- _Records supplied_
========
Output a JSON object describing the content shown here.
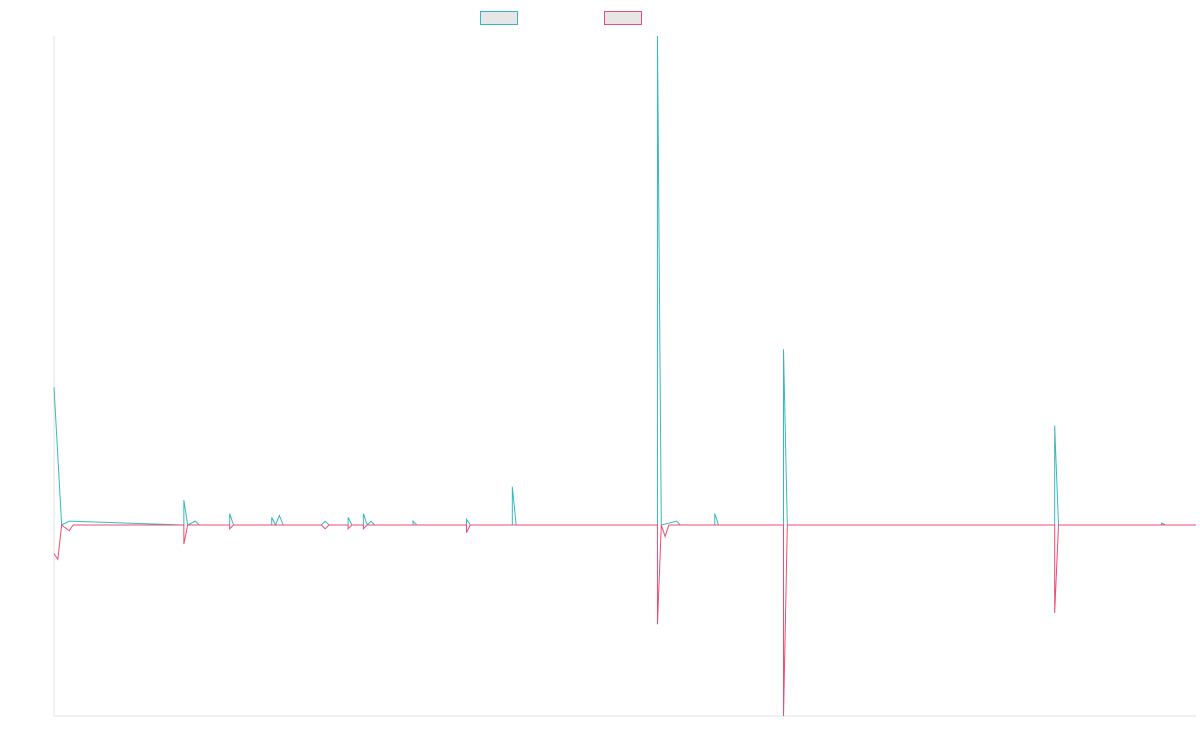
{
  "colors": {
    "series_a": "#3ab8be",
    "series_b": "#ee4c72",
    "swatch_fill": "#e6e6e6",
    "axis": "#e3e3e3"
  },
  "legend": {
    "items": [
      {
        "label": "",
        "color": "#3ab8be"
      },
      {
        "label": "",
        "color": "#ee4c72"
      }
    ]
  },
  "chart_data": {
    "type": "line",
    "title": "",
    "xlabel": "",
    "ylabel": "",
    "grid": false,
    "legend_placement": "top-center",
    "ylim": [
      -50,
      128
    ],
    "x": [
      0,
      1,
      2,
      3,
      4,
      5,
      6,
      7,
      8,
      9,
      10,
      11,
      12,
      13,
      14,
      15,
      16,
      17,
      18,
      19,
      20,
      21,
      22,
      23,
      24,
      25,
      26,
      27,
      28,
      29,
      30,
      31,
      32,
      33,
      34,
      35,
      36,
      37,
      38,
      39,
      40,
      41,
      42,
      43,
      44,
      45,
      46,
      47,
      48,
      49,
      50,
      51,
      52,
      53,
      54,
      55,
      56,
      57,
      58,
      59,
      60,
      61,
      62,
      63,
      64,
      65,
      66,
      67,
      68,
      69,
      70,
      71,
      72,
      73,
      74,
      75,
      76,
      77,
      78,
      79,
      80,
      81,
      82,
      83,
      84,
      85,
      86,
      87,
      88,
      89,
      90,
      91,
      92,
      93,
      94,
      95,
      96,
      97,
      98,
      99,
      100,
      101,
      102,
      103,
      104,
      105,
      106,
      107,
      108,
      109,
      110,
      111,
      112,
      113,
      114,
      115,
      116,
      117,
      118,
      119,
      120,
      121,
      122,
      123,
      124,
      125,
      126,
      127,
      128,
      129,
      130,
      131,
      132,
      133,
      134,
      135,
      136,
      137,
      138,
      139,
      140,
      141,
      142,
      143,
      144,
      145,
      146,
      147,
      148,
      149,
      150,
      151,
      152,
      153,
      154,
      155,
      156,
      157,
      158,
      159,
      160,
      161,
      162,
      163,
      164,
      165,
      166,
      167,
      168,
      169,
      170,
      171,
      172,
      173,
      174,
      175,
      176,
      177,
      178,
      179,
      180,
      181,
      182,
      183,
      184,
      185,
      186,
      187,
      188,
      189,
      190,
      191,
      192,
      193,
      194,
      195,
      196,
      197,
      198,
      199,
      200,
      201,
      202,
      203,
      204,
      205,
      206,
      207,
      208,
      209,
      210,
      211,
      212,
      213,
      214,
      215,
      216,
      217,
      218,
      219,
      220,
      221,
      222,
      223,
      224,
      225,
      226,
      227,
      228,
      229,
      230,
      231,
      232,
      233,
      234,
      235,
      236,
      237,
      238,
      239,
      240,
      241,
      242,
      243,
      244,
      245,
      246,
      247,
      248,
      249,
      250,
      251,
      252,
      253,
      254,
      255,
      256,
      257,
      258,
      259,
      260,
      261,
      262,
      263,
      264,
      265,
      266,
      267,
      268,
      269,
      270,
      271,
      272,
      273,
      274,
      275,
      276,
      277,
      278,
      279,
      280,
      281,
      282,
      283,
      284,
      285,
      286,
      287,
      288,
      289,
      290,
      291,
      292,
      293,
      294,
      295,
      296,
      297,
      298,
      299
    ],
    "series": [
      {
        "color": "#3ab8be",
        "points": [
          [
            0,
            36
          ],
          [
            2,
            0
          ],
          [
            4,
            1
          ],
          [
            34,
            0
          ],
          [
            34,
            6.5
          ],
          [
            35,
            0
          ],
          [
            37,
            1
          ],
          [
            38,
            0
          ],
          [
            46,
            0
          ],
          [
            46,
            3
          ],
          [
            47,
            0
          ],
          [
            57,
            0
          ],
          [
            57,
            2
          ],
          [
            58,
            0
          ],
          [
            59,
            2.5
          ],
          [
            60,
            0
          ],
          [
            70,
            0
          ],
          [
            71,
            1
          ],
          [
            72,
            0
          ],
          [
            77,
            0
          ],
          [
            77,
            2
          ],
          [
            78,
            0
          ],
          [
            81,
            0
          ],
          [
            81,
            3
          ],
          [
            82,
            0
          ],
          [
            83,
            1
          ],
          [
            84,
            0
          ],
          [
            94,
            0
          ],
          [
            94,
            1
          ],
          [
            95,
            0
          ],
          [
            108,
            0
          ],
          [
            108,
            1.5
          ],
          [
            109,
            0
          ],
          [
            120,
            0
          ],
          [
            120,
            10
          ],
          [
            121,
            0
          ],
          [
            158,
            0
          ],
          [
            158,
            128
          ],
          [
            159,
            0
          ],
          [
            163,
            1
          ],
          [
            164,
            0
          ],
          [
            173,
            0
          ],
          [
            173,
            3
          ],
          [
            174,
            0
          ],
          [
            191,
            0
          ],
          [
            191,
            46
          ],
          [
            192,
            0
          ],
          [
            262,
            0
          ],
          [
            262,
            26
          ],
          [
            263,
            0
          ],
          [
            290,
            0
          ],
          [
            290,
            0.5
          ],
          [
            291,
            0
          ],
          [
            299,
            0
          ]
        ]
      },
      {
        "color": "#ee4c72",
        "points": [
          [
            0,
            -7.5
          ],
          [
            1,
            -9
          ],
          [
            2,
            0
          ],
          [
            4,
            -1.5
          ],
          [
            5,
            0
          ],
          [
            34,
            0
          ],
          [
            34,
            -5
          ],
          [
            35,
            0
          ],
          [
            46,
            0
          ],
          [
            46,
            -1
          ],
          [
            47,
            0
          ],
          [
            70,
            0
          ],
          [
            71,
            -1
          ],
          [
            72,
            0
          ],
          [
            77,
            0
          ],
          [
            77,
            -1
          ],
          [
            78,
            0
          ],
          [
            81,
            0
          ],
          [
            81,
            -1
          ],
          [
            82,
            0
          ],
          [
            108,
            0
          ],
          [
            108,
            -2
          ],
          [
            109,
            0
          ],
          [
            158,
            0
          ],
          [
            158,
            -26
          ],
          [
            159,
            0
          ],
          [
            160,
            -3
          ],
          [
            161,
            0
          ],
          [
            191,
            0
          ],
          [
            191,
            -50
          ],
          [
            192,
            0
          ],
          [
            262,
            0
          ],
          [
            262,
            -23
          ],
          [
            263,
            0
          ],
          [
            299,
            0
          ]
        ]
      }
    ]
  }
}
========
- _Your task_
Repeat each line of the records above exactly, but do not copy the pictures.

- _Response for this exercise_
Output a JSON object describing the content shown here.
{
  "colors": {
    "series_a": "#3ab8be",
    "series_b": "#ee4c72",
    "swatch_fill": "#e6e6e6",
    "axis": "#e3e3e3"
  },
  "legend": {
    "items": [
      {
        "label": "",
        "color": "#3ab8be"
      },
      {
        "label": "",
        "color": "#ee4c72"
      }
    ]
  },
  "chart_data": {
    "type": "line",
    "title": "",
    "xlabel": "",
    "ylabel": "",
    "grid": false,
    "legend_placement": "top-center",
    "ylim": [
      -50,
      128
    ],
    "x": [
      0,
      1,
      2,
      3,
      4,
      5,
      6,
      7,
      8,
      9,
      10,
      11,
      12,
      13,
      14,
      15,
      16,
      17,
      18,
      19,
      20,
      21,
      22,
      23,
      24,
      25,
      26,
      27,
      28,
      29,
      30,
      31,
      32,
      33,
      34,
      35,
      36,
      37,
      38,
      39,
      40,
      41,
      42,
      43,
      44,
      45,
      46,
      47,
      48,
      49,
      50,
      51,
      52,
      53,
      54,
      55,
      56,
      57,
      58,
      59,
      60,
      61,
      62,
      63,
      64,
      65,
      66,
      67,
      68,
      69,
      70,
      71,
      72,
      73,
      74,
      75,
      76,
      77,
      78,
      79,
      80,
      81,
      82,
      83,
      84,
      85,
      86,
      87,
      88,
      89,
      90,
      91,
      92,
      93,
      94,
      95,
      96,
      97,
      98,
      99,
      100,
      101,
      102,
      103,
      104,
      105,
      106,
      107,
      108,
      109,
      110,
      111,
      112,
      113,
      114,
      115,
      116,
      117,
      118,
      119,
      120,
      121,
      122,
      123,
      124,
      125,
      126,
      127,
      128,
      129,
      130,
      131,
      132,
      133,
      134,
      135,
      136,
      137,
      138,
      139,
      140,
      141,
      142,
      143,
      144,
      145,
      146,
      147,
      148,
      149,
      150,
      151,
      152,
      153,
      154,
      155,
      156,
      157,
      158,
      159,
      160,
      161,
      162,
      163,
      164,
      165,
      166,
      167,
      168,
      169,
      170,
      171,
      172,
      173,
      174,
      175,
      176,
      177,
      178,
      179,
      180,
      181,
      182,
      183,
      184,
      185,
      186,
      187,
      188,
      189,
      190,
      191,
      192,
      193,
      194,
      195,
      196,
      197,
      198,
      199,
      200,
      201,
      202,
      203,
      204,
      205,
      206,
      207,
      208,
      209,
      210,
      211,
      212,
      213,
      214,
      215,
      216,
      217,
      218,
      219,
      220,
      221,
      222,
      223,
      224,
      225,
      226,
      227,
      228,
      229,
      230,
      231,
      232,
      233,
      234,
      235,
      236,
      237,
      238,
      239,
      240,
      241,
      242,
      243,
      244,
      245,
      246,
      247,
      248,
      249,
      250,
      251,
      252,
      253,
      254,
      255,
      256,
      257,
      258,
      259,
      260,
      261,
      262,
      263,
      264,
      265,
      266,
      267,
      268,
      269,
      270,
      271,
      272,
      273,
      274,
      275,
      276,
      277,
      278,
      279,
      280,
      281,
      282,
      283,
      284,
      285,
      286,
      287,
      288,
      289,
      290,
      291,
      292,
      293,
      294,
      295,
      296,
      297,
      298,
      299
    ],
    "series": [
      {
        "color": "#3ab8be",
        "points": [
          [
            0,
            36
          ],
          [
            2,
            0
          ],
          [
            4,
            1
          ],
          [
            34,
            0
          ],
          [
            34,
            6.5
          ],
          [
            35,
            0
          ],
          [
            37,
            1
          ],
          [
            38,
            0
          ],
          [
            46,
            0
          ],
          [
            46,
            3
          ],
          [
            47,
            0
          ],
          [
            57,
            0
          ],
          [
            57,
            2
          ],
          [
            58,
            0
          ],
          [
            59,
            2.5
          ],
          [
            60,
            0
          ],
          [
            70,
            0
          ],
          [
            71,
            1
          ],
          [
            72,
            0
          ],
          [
            77,
            0
          ],
          [
            77,
            2
          ],
          [
            78,
            0
          ],
          [
            81,
            0
          ],
          [
            81,
            3
          ],
          [
            82,
            0
          ],
          [
            83,
            1
          ],
          [
            84,
            0
          ],
          [
            94,
            0
          ],
          [
            94,
            1
          ],
          [
            95,
            0
          ],
          [
            108,
            0
          ],
          [
            108,
            1.5
          ],
          [
            109,
            0
          ],
          [
            120,
            0
          ],
          [
            120,
            10
          ],
          [
            121,
            0
          ],
          [
            158,
            0
          ],
          [
            158,
            128
          ],
          [
            159,
            0
          ],
          [
            163,
            1
          ],
          [
            164,
            0
          ],
          [
            173,
            0
          ],
          [
            173,
            3
          ],
          [
            174,
            0
          ],
          [
            191,
            0
          ],
          [
            191,
            46
          ],
          [
            192,
            0
          ],
          [
            262,
            0
          ],
          [
            262,
            26
          ],
          [
            263,
            0
          ],
          [
            290,
            0
          ],
          [
            290,
            0.5
          ],
          [
            291,
            0
          ],
          [
            299,
            0
          ]
        ]
      },
      {
        "color": "#ee4c72",
        "points": [
          [
            0,
            -7.5
          ],
          [
            1,
            -9
          ],
          [
            2,
            0
          ],
          [
            4,
            -1.5
          ],
          [
            5,
            0
          ],
          [
            34,
            0
          ],
          [
            34,
            -5
          ],
          [
            35,
            0
          ],
          [
            46,
            0
          ],
          [
            46,
            -1
          ],
          [
            47,
            0
          ],
          [
            70,
            0
          ],
          [
            71,
            -1
          ],
          [
            72,
            0
          ],
          [
            77,
            0
          ],
          [
            77,
            -1
          ],
          [
            78,
            0
          ],
          [
            81,
            0
          ],
          [
            81,
            -1
          ],
          [
            82,
            0
          ],
          [
            108,
            0
          ],
          [
            108,
            -2
          ],
          [
            109,
            0
          ],
          [
            158,
            0
          ],
          [
            158,
            -26
          ],
          [
            159,
            0
          ],
          [
            160,
            -3
          ],
          [
            161,
            0
          ],
          [
            191,
            0
          ],
          [
            191,
            -50
          ],
          [
            192,
            0
          ],
          [
            262,
            0
          ],
          [
            262,
            -23
          ],
          [
            263,
            0
          ],
          [
            299,
            0
          ]
        ]
      }
    ]
  }
}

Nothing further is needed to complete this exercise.